■ **Aim**: Report how many lines contain "проекта", with no other words.

----

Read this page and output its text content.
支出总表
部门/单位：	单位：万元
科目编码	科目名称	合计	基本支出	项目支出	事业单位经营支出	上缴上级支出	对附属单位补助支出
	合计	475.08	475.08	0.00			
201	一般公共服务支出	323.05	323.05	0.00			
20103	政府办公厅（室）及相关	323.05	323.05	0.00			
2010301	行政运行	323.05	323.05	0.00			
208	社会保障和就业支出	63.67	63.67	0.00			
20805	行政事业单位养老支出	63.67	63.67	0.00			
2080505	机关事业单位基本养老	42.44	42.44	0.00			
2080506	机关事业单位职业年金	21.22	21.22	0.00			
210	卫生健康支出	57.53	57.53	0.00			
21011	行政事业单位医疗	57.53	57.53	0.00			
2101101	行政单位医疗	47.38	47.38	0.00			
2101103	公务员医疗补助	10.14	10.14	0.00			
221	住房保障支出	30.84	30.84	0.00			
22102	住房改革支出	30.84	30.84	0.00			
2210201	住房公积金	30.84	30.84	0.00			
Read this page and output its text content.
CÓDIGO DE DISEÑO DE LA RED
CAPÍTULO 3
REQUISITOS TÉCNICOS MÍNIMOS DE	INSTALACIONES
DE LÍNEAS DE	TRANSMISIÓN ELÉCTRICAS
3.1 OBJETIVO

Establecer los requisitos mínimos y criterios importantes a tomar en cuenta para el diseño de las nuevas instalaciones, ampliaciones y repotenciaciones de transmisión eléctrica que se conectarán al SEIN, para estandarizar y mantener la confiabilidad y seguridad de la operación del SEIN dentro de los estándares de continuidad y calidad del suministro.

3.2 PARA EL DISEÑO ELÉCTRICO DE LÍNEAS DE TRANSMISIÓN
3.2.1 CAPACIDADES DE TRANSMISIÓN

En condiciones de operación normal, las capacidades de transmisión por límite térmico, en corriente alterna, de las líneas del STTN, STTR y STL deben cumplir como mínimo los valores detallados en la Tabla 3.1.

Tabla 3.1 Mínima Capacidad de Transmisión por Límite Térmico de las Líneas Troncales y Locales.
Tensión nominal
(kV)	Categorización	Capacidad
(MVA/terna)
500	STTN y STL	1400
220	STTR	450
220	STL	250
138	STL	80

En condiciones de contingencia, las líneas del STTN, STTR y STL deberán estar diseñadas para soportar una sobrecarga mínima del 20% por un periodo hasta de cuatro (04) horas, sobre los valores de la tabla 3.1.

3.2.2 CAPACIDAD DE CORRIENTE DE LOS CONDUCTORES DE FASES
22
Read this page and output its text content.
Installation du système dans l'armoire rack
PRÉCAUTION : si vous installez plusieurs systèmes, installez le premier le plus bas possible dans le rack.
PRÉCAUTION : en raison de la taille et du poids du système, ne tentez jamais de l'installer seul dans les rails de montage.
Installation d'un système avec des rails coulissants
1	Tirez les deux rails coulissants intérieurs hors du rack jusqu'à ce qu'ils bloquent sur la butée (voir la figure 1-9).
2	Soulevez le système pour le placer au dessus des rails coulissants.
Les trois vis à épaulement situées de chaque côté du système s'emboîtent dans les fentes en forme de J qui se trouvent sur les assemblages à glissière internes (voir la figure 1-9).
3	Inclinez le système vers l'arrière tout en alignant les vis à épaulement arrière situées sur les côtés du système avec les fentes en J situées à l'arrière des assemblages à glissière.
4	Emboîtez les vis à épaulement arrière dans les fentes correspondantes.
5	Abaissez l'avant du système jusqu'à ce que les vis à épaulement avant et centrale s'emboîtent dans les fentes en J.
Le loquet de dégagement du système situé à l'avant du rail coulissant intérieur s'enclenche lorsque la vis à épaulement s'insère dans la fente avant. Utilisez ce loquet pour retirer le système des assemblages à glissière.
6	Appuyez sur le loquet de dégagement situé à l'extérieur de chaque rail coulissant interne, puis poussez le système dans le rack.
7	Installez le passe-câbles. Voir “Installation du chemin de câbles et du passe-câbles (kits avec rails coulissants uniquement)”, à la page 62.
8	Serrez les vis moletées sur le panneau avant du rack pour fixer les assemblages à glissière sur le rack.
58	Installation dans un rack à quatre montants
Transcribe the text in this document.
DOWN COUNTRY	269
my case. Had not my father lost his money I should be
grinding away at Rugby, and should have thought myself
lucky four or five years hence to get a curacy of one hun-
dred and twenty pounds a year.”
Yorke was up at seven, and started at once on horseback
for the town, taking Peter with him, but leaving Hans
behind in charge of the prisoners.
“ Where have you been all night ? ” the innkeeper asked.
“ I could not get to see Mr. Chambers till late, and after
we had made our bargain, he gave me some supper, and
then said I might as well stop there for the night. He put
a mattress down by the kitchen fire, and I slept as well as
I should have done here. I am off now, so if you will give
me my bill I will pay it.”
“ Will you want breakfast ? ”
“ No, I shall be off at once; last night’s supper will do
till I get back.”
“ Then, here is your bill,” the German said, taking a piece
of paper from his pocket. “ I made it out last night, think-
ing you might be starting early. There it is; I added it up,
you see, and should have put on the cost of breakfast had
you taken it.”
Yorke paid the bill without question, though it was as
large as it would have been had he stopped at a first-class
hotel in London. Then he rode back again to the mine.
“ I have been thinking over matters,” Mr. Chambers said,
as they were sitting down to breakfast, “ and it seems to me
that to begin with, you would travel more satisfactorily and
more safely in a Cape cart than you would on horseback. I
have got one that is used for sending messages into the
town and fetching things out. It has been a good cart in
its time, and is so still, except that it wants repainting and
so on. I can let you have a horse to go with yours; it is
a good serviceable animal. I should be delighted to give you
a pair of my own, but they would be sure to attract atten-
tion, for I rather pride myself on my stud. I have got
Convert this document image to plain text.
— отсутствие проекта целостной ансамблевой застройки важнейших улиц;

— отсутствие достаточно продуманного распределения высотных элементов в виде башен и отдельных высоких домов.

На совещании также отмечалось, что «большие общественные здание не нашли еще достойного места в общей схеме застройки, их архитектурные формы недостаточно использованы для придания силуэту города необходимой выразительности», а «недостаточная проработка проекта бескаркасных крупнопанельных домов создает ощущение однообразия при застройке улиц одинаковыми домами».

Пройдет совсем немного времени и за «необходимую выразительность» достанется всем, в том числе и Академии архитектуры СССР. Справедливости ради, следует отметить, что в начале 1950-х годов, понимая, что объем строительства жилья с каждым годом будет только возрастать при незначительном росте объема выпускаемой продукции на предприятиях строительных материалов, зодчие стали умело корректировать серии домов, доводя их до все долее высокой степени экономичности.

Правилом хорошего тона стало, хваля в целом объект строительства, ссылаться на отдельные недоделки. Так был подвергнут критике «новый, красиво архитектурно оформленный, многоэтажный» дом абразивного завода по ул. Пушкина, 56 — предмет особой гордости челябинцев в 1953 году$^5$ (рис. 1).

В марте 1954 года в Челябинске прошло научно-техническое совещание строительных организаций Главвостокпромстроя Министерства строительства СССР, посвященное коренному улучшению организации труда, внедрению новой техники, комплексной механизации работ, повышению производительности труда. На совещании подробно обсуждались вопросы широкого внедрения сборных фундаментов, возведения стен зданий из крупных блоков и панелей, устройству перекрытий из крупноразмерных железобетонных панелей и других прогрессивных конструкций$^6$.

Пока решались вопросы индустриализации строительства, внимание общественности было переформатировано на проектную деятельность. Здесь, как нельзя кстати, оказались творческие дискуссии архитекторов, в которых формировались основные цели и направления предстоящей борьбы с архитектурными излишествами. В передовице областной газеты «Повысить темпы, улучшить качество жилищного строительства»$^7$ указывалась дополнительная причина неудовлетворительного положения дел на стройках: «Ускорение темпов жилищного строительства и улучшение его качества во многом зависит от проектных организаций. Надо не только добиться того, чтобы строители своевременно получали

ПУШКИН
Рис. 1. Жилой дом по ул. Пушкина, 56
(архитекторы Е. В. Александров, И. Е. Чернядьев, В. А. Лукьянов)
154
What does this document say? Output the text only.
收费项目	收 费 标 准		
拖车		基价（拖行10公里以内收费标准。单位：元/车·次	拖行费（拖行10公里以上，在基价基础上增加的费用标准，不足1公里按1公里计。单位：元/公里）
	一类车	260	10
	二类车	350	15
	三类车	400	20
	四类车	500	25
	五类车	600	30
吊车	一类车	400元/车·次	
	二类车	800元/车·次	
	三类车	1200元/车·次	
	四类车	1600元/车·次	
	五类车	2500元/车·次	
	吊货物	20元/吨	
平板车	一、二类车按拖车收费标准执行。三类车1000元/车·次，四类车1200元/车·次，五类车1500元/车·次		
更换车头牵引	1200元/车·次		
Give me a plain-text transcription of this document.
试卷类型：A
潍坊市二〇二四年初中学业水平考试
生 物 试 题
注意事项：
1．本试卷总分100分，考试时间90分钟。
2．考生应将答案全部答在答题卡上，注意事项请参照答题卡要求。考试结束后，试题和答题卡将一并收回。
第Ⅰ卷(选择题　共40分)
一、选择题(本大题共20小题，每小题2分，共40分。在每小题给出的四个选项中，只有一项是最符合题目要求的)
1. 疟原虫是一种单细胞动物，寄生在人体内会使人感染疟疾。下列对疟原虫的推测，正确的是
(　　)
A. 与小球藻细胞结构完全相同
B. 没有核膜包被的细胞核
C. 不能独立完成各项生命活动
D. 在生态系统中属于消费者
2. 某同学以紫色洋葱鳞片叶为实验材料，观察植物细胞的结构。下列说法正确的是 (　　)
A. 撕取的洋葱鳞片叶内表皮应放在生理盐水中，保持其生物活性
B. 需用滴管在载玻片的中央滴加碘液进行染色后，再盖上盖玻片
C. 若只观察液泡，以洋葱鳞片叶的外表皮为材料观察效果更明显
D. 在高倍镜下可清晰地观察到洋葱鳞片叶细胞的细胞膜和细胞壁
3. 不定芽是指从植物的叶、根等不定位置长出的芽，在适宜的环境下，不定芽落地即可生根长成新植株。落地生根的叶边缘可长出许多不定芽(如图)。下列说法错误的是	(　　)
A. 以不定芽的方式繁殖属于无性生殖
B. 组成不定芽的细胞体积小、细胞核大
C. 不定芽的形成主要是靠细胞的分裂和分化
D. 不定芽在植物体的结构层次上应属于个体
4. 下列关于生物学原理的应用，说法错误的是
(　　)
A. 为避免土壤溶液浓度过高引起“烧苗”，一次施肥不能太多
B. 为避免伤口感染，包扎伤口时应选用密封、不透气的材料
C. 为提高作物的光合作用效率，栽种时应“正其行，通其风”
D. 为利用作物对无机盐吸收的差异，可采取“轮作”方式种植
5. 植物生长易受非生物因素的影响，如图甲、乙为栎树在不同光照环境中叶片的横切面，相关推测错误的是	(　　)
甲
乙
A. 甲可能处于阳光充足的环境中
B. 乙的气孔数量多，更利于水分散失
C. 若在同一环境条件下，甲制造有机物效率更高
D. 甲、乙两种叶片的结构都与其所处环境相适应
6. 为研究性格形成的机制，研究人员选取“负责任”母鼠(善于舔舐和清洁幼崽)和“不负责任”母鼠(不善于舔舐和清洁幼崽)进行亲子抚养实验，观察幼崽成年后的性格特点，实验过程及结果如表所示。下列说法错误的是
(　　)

----

■ **Correct output**: 2